### YOUR INSTRUCTIONS
Seek out every line containing the word "αὐτὸν", and copy each.

### PROVIDED RECORDS
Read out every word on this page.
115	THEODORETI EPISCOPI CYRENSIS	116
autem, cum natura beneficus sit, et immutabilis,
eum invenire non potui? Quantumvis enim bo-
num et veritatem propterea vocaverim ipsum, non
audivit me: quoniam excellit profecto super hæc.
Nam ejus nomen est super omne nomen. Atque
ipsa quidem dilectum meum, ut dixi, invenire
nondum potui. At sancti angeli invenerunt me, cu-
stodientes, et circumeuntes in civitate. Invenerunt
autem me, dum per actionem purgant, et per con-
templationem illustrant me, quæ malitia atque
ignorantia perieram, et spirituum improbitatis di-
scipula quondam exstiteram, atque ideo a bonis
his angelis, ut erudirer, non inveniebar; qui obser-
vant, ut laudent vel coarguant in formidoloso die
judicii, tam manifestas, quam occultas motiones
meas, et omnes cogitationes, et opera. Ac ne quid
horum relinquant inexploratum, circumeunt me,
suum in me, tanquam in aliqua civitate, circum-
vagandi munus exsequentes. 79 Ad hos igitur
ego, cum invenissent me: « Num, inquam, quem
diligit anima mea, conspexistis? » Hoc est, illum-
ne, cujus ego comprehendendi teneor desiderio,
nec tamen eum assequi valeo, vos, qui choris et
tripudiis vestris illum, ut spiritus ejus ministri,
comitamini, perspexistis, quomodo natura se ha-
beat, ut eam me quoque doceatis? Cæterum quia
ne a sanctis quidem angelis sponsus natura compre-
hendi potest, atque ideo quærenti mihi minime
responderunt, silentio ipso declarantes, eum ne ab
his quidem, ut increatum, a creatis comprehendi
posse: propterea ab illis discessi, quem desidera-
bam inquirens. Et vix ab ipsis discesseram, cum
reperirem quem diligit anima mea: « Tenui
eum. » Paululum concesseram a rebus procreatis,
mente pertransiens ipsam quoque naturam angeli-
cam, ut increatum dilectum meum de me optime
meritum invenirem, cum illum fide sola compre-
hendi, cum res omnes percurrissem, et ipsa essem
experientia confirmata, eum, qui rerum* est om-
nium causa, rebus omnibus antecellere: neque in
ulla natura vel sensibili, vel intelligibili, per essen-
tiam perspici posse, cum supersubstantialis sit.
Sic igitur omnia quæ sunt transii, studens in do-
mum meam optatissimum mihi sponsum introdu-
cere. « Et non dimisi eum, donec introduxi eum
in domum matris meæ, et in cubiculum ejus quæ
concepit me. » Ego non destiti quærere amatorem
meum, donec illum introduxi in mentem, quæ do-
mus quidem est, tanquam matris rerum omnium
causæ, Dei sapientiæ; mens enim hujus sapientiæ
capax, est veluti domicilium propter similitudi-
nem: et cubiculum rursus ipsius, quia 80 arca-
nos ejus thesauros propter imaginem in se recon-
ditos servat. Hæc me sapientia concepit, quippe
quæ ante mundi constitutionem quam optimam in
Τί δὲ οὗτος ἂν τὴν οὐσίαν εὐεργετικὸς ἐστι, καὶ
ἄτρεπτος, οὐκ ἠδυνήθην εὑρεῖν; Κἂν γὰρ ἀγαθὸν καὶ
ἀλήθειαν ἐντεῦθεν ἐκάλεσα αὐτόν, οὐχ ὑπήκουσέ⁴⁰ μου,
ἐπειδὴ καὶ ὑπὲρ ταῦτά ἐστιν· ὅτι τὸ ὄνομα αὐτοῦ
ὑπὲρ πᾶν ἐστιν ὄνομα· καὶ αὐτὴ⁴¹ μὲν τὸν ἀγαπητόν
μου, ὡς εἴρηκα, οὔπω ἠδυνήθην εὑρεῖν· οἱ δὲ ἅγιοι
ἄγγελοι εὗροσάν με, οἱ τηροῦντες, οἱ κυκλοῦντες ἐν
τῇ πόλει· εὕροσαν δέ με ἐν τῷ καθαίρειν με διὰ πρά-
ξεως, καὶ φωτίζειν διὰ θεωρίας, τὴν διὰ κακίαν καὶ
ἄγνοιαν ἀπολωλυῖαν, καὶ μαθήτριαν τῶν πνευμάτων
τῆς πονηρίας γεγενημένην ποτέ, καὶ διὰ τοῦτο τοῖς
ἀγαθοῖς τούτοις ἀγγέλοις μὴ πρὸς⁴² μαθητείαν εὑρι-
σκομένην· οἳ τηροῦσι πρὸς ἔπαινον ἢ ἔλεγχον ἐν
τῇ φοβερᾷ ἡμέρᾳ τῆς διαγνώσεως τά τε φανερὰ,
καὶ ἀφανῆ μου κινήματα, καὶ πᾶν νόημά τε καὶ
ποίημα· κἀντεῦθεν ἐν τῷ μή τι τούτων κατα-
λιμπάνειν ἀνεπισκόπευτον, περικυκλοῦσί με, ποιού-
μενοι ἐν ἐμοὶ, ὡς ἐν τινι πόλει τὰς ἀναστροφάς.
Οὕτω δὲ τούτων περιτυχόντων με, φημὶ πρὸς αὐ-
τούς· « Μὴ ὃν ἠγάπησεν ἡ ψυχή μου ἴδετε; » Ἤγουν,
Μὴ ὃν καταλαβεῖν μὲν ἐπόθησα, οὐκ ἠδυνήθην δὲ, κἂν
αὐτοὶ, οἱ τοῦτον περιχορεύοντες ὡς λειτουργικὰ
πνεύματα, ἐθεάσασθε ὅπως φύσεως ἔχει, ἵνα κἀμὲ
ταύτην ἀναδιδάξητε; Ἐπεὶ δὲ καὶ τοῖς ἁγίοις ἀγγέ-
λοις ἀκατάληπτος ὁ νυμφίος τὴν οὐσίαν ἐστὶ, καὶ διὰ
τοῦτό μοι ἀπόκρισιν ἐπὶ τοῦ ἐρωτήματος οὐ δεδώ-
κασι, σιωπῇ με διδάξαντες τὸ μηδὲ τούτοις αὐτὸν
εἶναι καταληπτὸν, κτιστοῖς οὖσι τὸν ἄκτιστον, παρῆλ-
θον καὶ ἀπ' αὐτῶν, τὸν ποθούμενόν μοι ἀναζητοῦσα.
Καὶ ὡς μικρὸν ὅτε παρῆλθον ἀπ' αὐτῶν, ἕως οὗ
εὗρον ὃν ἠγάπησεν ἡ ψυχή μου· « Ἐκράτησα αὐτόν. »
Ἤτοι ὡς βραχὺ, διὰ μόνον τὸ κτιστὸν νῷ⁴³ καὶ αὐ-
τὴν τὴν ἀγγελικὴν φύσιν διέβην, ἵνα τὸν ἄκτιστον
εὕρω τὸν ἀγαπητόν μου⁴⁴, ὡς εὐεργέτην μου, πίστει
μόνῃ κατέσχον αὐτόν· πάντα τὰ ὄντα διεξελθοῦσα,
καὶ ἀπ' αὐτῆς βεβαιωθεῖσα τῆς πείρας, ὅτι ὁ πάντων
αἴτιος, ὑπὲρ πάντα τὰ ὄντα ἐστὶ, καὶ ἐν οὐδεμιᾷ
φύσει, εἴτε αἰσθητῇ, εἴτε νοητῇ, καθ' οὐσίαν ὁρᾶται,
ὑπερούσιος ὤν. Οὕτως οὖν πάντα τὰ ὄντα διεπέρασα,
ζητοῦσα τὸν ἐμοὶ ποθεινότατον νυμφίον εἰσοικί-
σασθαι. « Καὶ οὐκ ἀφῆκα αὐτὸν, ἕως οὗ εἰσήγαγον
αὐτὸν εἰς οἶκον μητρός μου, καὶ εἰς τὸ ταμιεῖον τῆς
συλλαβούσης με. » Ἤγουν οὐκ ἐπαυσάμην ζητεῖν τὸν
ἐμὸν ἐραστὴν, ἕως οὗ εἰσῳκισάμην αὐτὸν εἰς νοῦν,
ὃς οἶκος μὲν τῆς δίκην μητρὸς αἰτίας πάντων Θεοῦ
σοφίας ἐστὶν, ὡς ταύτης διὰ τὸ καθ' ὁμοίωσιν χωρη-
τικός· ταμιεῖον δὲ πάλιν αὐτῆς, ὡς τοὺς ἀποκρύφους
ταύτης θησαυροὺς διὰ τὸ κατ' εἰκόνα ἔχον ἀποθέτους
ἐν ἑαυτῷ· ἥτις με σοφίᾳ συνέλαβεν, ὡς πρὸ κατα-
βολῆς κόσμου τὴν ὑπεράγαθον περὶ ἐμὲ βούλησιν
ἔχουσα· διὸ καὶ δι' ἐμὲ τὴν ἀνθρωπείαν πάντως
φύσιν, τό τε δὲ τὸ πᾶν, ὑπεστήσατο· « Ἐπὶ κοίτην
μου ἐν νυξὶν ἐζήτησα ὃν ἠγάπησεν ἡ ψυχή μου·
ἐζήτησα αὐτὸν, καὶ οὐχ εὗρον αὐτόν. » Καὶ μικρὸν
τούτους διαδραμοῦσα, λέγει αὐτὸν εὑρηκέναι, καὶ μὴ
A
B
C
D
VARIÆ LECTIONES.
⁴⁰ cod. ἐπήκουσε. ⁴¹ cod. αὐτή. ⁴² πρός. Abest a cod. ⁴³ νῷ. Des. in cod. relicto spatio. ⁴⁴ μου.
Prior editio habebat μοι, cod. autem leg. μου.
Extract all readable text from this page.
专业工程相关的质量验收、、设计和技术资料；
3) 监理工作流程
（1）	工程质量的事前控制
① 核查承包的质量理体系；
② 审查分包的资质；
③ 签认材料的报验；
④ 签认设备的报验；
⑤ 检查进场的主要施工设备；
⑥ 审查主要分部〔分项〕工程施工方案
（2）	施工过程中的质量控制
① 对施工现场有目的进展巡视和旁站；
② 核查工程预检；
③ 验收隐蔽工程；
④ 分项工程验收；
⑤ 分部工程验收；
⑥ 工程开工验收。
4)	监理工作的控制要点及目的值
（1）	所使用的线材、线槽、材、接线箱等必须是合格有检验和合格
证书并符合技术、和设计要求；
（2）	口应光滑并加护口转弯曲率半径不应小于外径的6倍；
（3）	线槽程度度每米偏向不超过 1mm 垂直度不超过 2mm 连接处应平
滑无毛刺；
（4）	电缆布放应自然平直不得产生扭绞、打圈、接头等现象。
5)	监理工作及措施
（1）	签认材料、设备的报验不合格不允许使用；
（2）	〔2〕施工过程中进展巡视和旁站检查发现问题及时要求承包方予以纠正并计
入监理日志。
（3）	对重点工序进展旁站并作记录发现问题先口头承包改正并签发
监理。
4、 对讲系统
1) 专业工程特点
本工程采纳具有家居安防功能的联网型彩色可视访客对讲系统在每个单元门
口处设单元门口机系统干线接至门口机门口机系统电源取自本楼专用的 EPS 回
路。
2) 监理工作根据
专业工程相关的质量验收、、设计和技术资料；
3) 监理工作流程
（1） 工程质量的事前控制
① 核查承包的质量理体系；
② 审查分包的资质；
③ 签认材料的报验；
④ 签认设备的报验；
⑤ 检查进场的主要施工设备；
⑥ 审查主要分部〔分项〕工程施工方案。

### THE RESULT
κασι, σιωπῇ με διδάξαντες τὸ μηδὲ τούτοις αὐτὸν
σασθαι. « Καὶ οὐκ ἀφῆκα αὐτὸν, ἕως οὗ εἰσήγαγον
αὐτὸν εἰς οἶκον μητρός μου, καὶ εἰς τὸ ταμιεῖον τῆς
ἐμὸν ἐραστὴν, ἕως οὗ εἰσῳκισάμην αὐτὸν εἰς νοῦν,
ἐζήτησα αὐτὸν, καὶ οὐχ εὗρον αὐτόν. » Καὶ μικρὸν
τούτους διαδραμοῦσα, λέγει αὐτὸν εὑρηκέναι, καὶ μὴ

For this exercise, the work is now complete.